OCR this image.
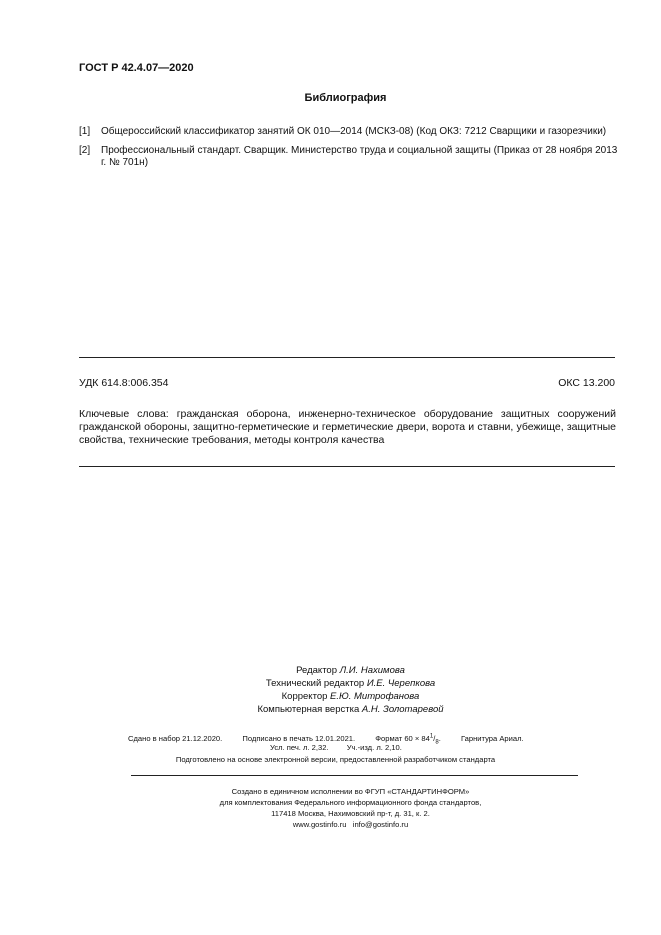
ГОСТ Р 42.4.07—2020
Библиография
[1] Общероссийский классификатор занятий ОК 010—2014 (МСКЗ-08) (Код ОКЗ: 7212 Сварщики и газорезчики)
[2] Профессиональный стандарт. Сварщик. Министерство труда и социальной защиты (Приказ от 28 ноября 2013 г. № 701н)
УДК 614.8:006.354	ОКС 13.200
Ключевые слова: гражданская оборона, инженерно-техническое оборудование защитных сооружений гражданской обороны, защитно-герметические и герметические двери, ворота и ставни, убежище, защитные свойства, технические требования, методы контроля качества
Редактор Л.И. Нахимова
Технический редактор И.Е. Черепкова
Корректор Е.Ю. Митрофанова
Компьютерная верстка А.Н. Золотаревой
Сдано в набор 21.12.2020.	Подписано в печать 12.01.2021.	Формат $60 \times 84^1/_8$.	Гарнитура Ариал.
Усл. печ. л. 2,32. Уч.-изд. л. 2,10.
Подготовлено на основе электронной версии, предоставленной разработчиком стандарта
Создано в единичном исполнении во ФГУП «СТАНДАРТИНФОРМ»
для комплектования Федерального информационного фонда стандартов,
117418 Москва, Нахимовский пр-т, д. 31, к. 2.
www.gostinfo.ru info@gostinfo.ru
--
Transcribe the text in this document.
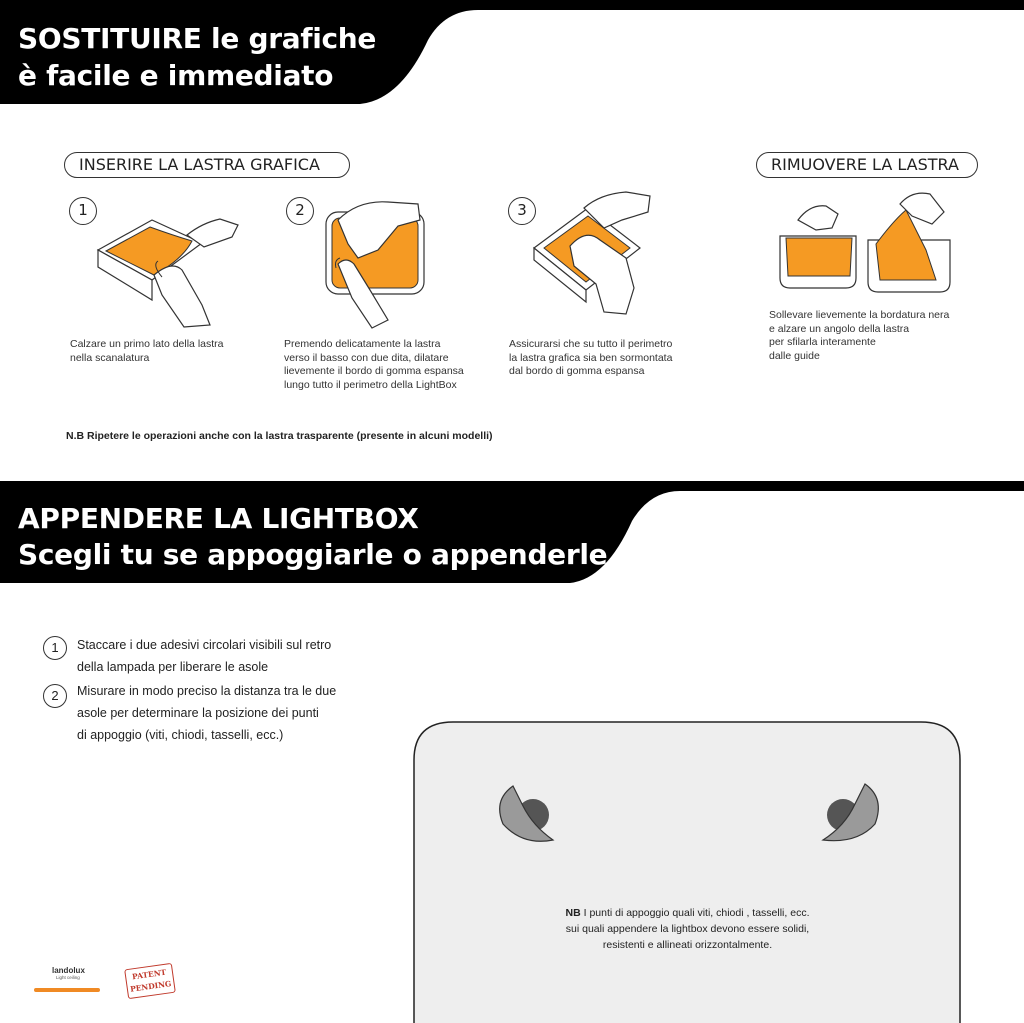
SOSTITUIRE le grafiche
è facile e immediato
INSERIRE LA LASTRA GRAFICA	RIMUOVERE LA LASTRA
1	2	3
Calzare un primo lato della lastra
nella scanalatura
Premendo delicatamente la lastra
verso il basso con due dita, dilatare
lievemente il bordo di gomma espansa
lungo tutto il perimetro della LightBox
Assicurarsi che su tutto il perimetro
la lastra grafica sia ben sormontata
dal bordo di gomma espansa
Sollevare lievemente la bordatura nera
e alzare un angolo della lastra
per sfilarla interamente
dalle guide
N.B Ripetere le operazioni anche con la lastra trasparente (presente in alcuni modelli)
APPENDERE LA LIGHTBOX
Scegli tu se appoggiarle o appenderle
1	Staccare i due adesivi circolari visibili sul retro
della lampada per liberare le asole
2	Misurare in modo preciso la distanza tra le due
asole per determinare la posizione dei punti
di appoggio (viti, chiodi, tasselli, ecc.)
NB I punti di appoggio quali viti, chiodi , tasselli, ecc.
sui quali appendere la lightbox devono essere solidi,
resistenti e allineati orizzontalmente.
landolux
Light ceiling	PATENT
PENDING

» WHAT TO PRODUCE
Locate each line with the word "viti" and copy it.

» FULL OUTPUT
di appoggio (viti, chiodi, tasselli, ecc.)
NB I punti di appoggio quali viti, chiodi , tasselli, ecc.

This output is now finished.